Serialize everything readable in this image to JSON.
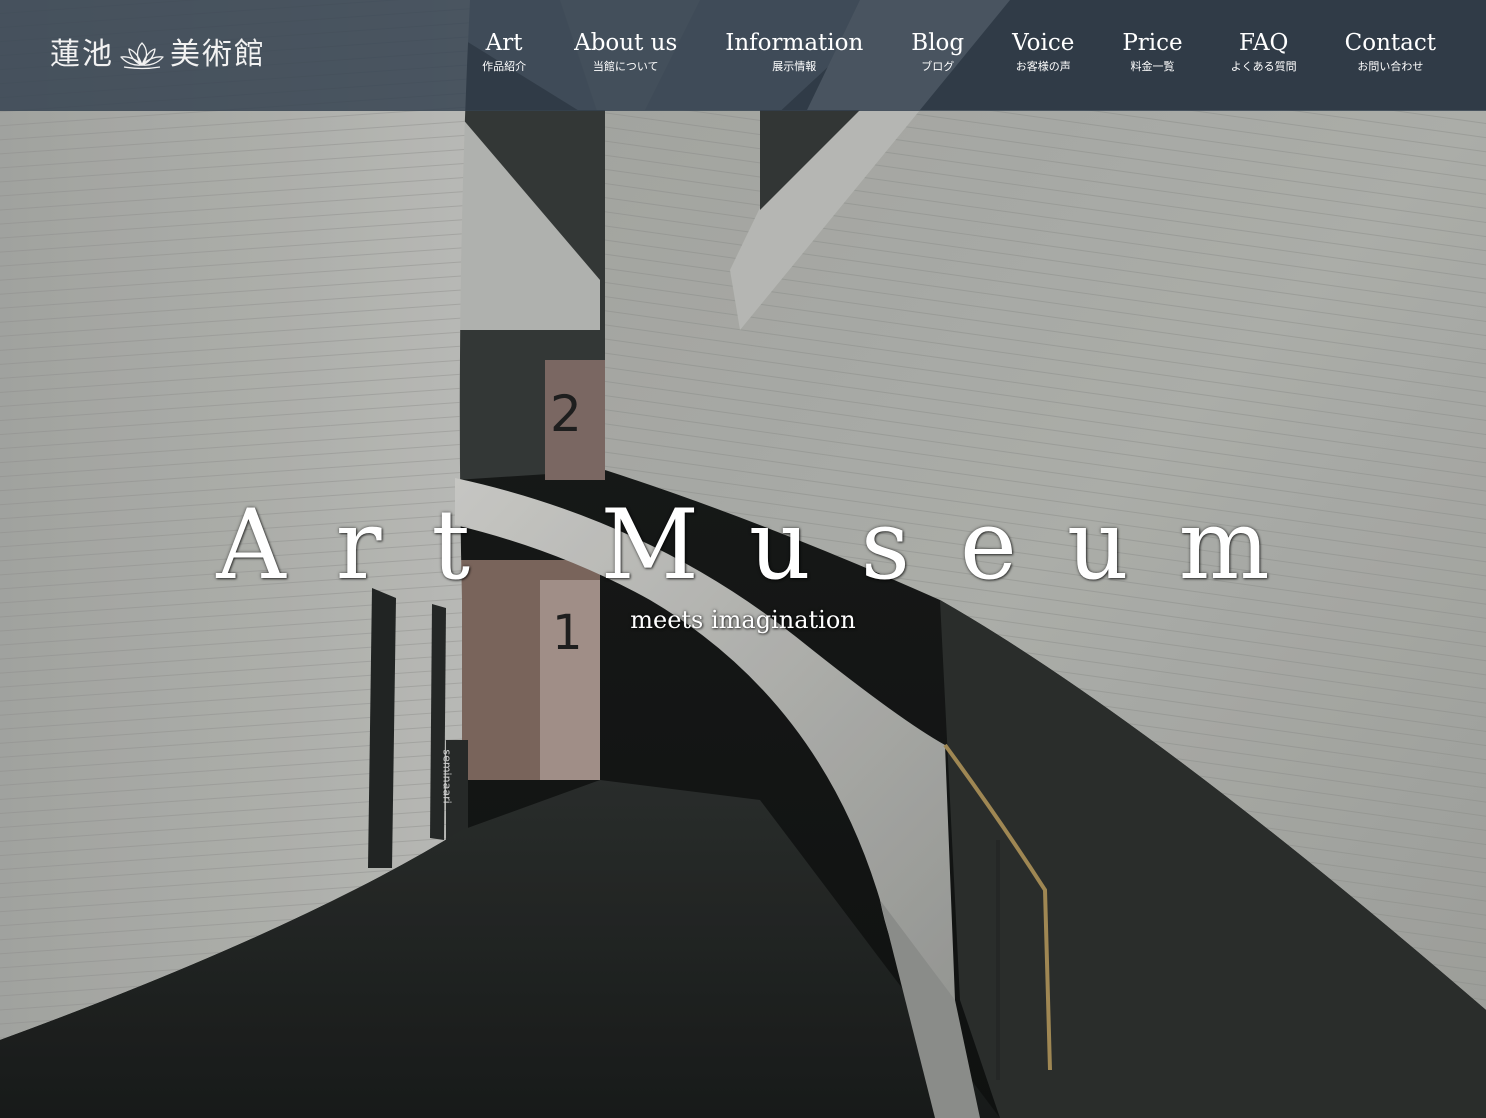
{
  "header": {
    "logo": {
      "left_text": "蓮池",
      "right_text": "美術館",
      "icon": "lotus-icon"
    },
    "nav": [
      {
        "en": "Art",
        "ja": "作品紹介"
      },
      {
        "en": "About us",
        "ja": "当館について"
      },
      {
        "en": "Information",
        "ja": "展示情報"
      },
      {
        "en": "Blog",
        "ja": "ブログ"
      },
      {
        "en": "Voice",
        "ja": "お客様の声"
      },
      {
        "en": "Price",
        "ja": "料金一覧"
      },
      {
        "en": "FAQ",
        "ja": "よくある質問"
      },
      {
        "en": "Contact",
        "ja": "お問い合わせ"
      }
    ]
  },
  "hero": {
    "title": "Art Museum",
    "subtitle": "meets imagination",
    "floor_signs": [
      "2",
      "1"
    ],
    "wall_sign": "seminaari"
  },
  "colors": {
    "header_bg": "#344250",
    "text": "#ffffff",
    "wall": "#c9cbc6",
    "floor": "#2a2e2c"
  }
}
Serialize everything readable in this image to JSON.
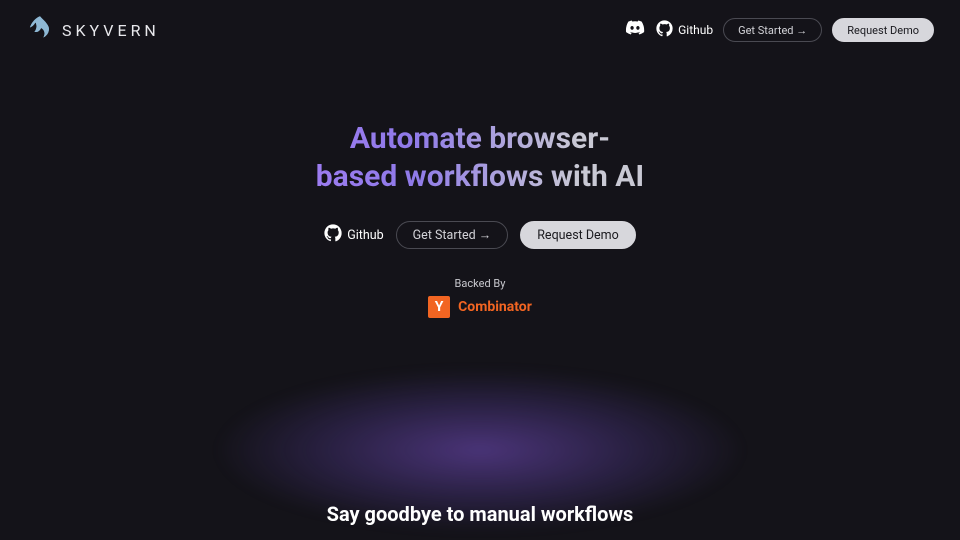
{
  "brand": {
    "name": "SKYVERN"
  },
  "header": {
    "github_label": "Github",
    "get_started_label": "Get Started →",
    "request_demo_label": "Request Demo"
  },
  "hero": {
    "headline": "Automate browser-\nbased workflows with AI",
    "github_label": "Github",
    "get_started_label": "Get Started →",
    "request_demo_label": "Request Demo",
    "backed_by_label": "Backed By",
    "yc_letter": "Y",
    "combinator_label": "Combinator"
  },
  "section2": {
    "heading": "Say goodbye to manual workflows"
  }
}
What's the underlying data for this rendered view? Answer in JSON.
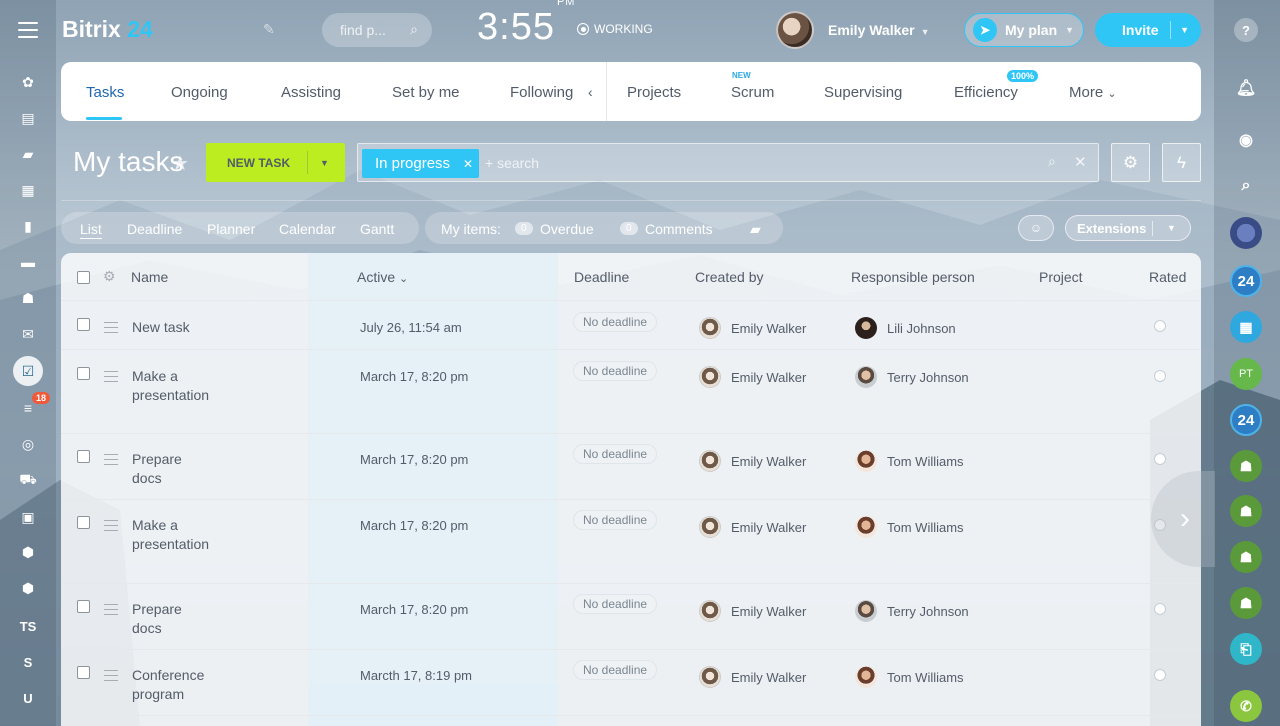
{
  "header": {
    "logo_text": "Bitrix",
    "logo_num": "24",
    "search_placeholder": "find p...",
    "time": "3:55",
    "ampm": "PM",
    "status": "WORKING",
    "user_name": "Emily Walker",
    "myplan_label": "My plan",
    "invite_label": "Invite"
  },
  "left_sidebar": {
    "badge_count": "18",
    "text_items": [
      "TS",
      "S",
      "U"
    ]
  },
  "tabs": [
    {
      "label": "Tasks",
      "active": true
    },
    {
      "label": "Ongoing"
    },
    {
      "label": "Assisting"
    },
    {
      "label": "Set by me"
    },
    {
      "label": "Following"
    },
    {
      "label": "Projects"
    },
    {
      "label": "Scrum",
      "badge": "NEW"
    },
    {
      "label": "Supervising"
    },
    {
      "label": "Efficiency",
      "badge": "100%"
    },
    {
      "label": "More"
    }
  ],
  "toolbar": {
    "page_title": "My tasks",
    "new_task_label": "NEW TASK",
    "filter_chip": "In progress",
    "filter_search_placeholder": "+ search"
  },
  "views": {
    "items": [
      "List",
      "Deadline",
      "Planner",
      "Calendar",
      "Gantt"
    ],
    "active": "List"
  },
  "counters": {
    "label": "My items:",
    "overdue_count": "0",
    "overdue_label": "Overdue",
    "comments_count": "0",
    "comments_label": "Comments"
  },
  "extensions_label": "Extensions",
  "table": {
    "columns": [
      "Name",
      "Active",
      "Deadline",
      "Created by",
      "Responsible person",
      "Project",
      "Rated"
    ],
    "rows": [
      {
        "name": "New task",
        "active": "July 26, 11:54 am",
        "deadline": "No deadline",
        "created_by": "Emily Walker",
        "responsible": "Lili Johnson"
      },
      {
        "name": "Make a presentation",
        "active": "March 17, 8:20 pm",
        "deadline": "No deadline",
        "created_by": "Emily Walker",
        "responsible": "Terry Johnson"
      },
      {
        "name": "Prepare docs",
        "active": "March 17, 8:20 pm",
        "deadline": "No deadline",
        "created_by": "Emily Walker",
        "responsible": "Tom Williams"
      },
      {
        "name": "Make a presentation",
        "active": "March 17, 8:20 pm",
        "deadline": "No deadline",
        "created_by": "Emily Walker",
        "responsible": "Tom Williams"
      },
      {
        "name": "Prepare docs",
        "active": "March 17, 8:20 pm",
        "deadline": "No deadline",
        "created_by": "Emily Walker",
        "responsible": "Terry Johnson"
      },
      {
        "name": "Conference program",
        "active": "Marcth 17, 8:19 pm",
        "deadline": "No deadline",
        "created_by": "Emily Walker",
        "responsible": "Tom Williams"
      }
    ]
  },
  "right_sidebar": {
    "pt_initials": "PT",
    "b24_label": "24"
  }
}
****************
*Your task*: Make an exact reproduction of the listing above, without any pictures.

*Exercise output*:
Serialize everything readable in this image to JSON.
{
  "header": {
    "logo": {
      "left_text": "蓮池",
      "right_text": "美術館",
      "icon": "lotus-icon"
    },
    "nav": [
      {
        "en": "Art",
        "ja": "作品紹介"
      },
      {
        "en": "About us",
        "ja": "当館について"
      },
      {
        "en": "Information",
        "ja": "展示情報"
      },
      {
        "en": "Blog",
        "ja": "ブログ"
      },
      {
        "en": "Voice",
        "ja": "お客様の声"
      },
      {
        "en": "Price",
        "ja": "料金一覧"
      },
      {
        "en": "FAQ",
        "ja": "よくある質問"
      },
      {
        "en": "Contact",
        "ja": "お問い合わせ"
      }
    ]
  },
  "hero": {
    "title": "Art Museum",
    "subtitle": "meets imagination",
    "floor_signs": [
      "2",
      "1"
    ],
    "wall_sign": "seminaari"
  },
  "colors": {
    "header_bg": "#344250",
    "text": "#ffffff",
    "wall": "#c9cbc6",
    "floor": "#2a2e2c"
  }
}
Serialize everything readable in this image to JSON.
{
  "brand": {
    "name": "SKYVERN"
  },
  "header": {
    "github_label": "Github",
    "get_started_label": "Get Started →",
    "request_demo_label": "Request Demo"
  },
  "hero": {
    "headline": "Automate browser-\nbased workflows with AI",
    "github_label": "Github",
    "get_started_label": "Get Started →",
    "request_demo_label": "Request Demo",
    "backed_by_label": "Backed By",
    "yc_letter": "Y",
    "combinator_label": "Combinator"
  },
  "section2": {
    "heading": "Say goodbye to manual workflows"
  }
}
What's the underlying data for this rendered view? Answer in JSON.
{
  "header": {
    "logo_text": "Bitrix",
    "logo_num": "24",
    "search_placeholder": "find p...",
    "time": "3:55",
    "ampm": "PM",
    "status": "WORKING",
    "user_name": "Emily Walker",
    "myplan_label": "My plan",
    "invite_label": "Invite"
  },
  "left_sidebar": {
    "badge_count": "18",
    "text_items": [
      "TS",
      "S",
      "U"
    ]
  },
  "tabs": [
    {
      "label": "Tasks",
      "active": true
    },
    {
      "label": "Ongoing"
    },
    {
      "label": "Assisting"
    },
    {
      "label": "Set by me"
    },
    {
      "label": "Following"
    },
    {
      "label": "Projects"
    },
    {
      "label": "Scrum",
      "badge": "NEW"
    },
    {
      "label": "Supervising"
    },
    {
      "label": "Efficiency",
      "badge": "100%"
    },
    {
      "label": "More"
    }
  ],
  "toolbar": {
    "page_title": "My tasks",
    "new_task_label": "NEW TASK",
    "filter_chip": "In progress",
    "filter_search_placeholder": "+ search"
  },
  "views": {
    "items": [
      "List",
      "Deadline",
      "Planner",
      "Calendar",
      "Gantt"
    ],
    "active": "List"
  },
  "counters": {
    "label": "My items:",
    "overdue_count": "0",
    "overdue_label": "Overdue",
    "comments_count": "0",
    "comments_label": "Comments"
  },
  "extensions_label": "Extensions",
  "table": {
    "columns": [
      "Name",
      "Active",
      "Deadline",
      "Created by",
      "Responsible person",
      "Project",
      "Rated"
    ],
    "rows": [
      {
        "name": "New task",
        "active": "July 26, 11:54 am",
        "deadline": "No deadline",
        "created_by": "Emily Walker",
        "responsible": "Lili Johnson"
      },
      {
        "name": "Make a presentation",
        "active": "March 17, 8:20 pm",
        "deadline": "No deadline",
        "created_by": "Emily Walker",
        "responsible": "Terry Johnson"
      },
      {
        "name": "Prepare docs",
        "active": "March 17, 8:20 pm",
        "deadline": "No deadline",
        "created_by": "Emily Walker",
        "responsible": "Tom Williams"
      },
      {
        "name": "Make a presentation",
        "active": "March 17, 8:20 pm",
        "deadline": "No deadline",
        "created_by": "Emily Walker",
        "responsible": "Tom Williams"
      },
      {
        "name": "Prepare docs",
        "active": "March 17, 8:20 pm",
        "deadline": "No deadline",
        "created_by": "Emily Walker",
        "responsible": "Terry Johnson"
      },
      {
        "name": "Conference program",
        "active": "Marcth 17, 8:19 pm",
        "deadline": "No deadline",
        "created_by": "Emily Walker",
        "responsible": "Tom Williams"
      }
    ]
  },
  "right_sidebar": {
    "pt_initials": "PT",
    "b24_label": "24"
  }
}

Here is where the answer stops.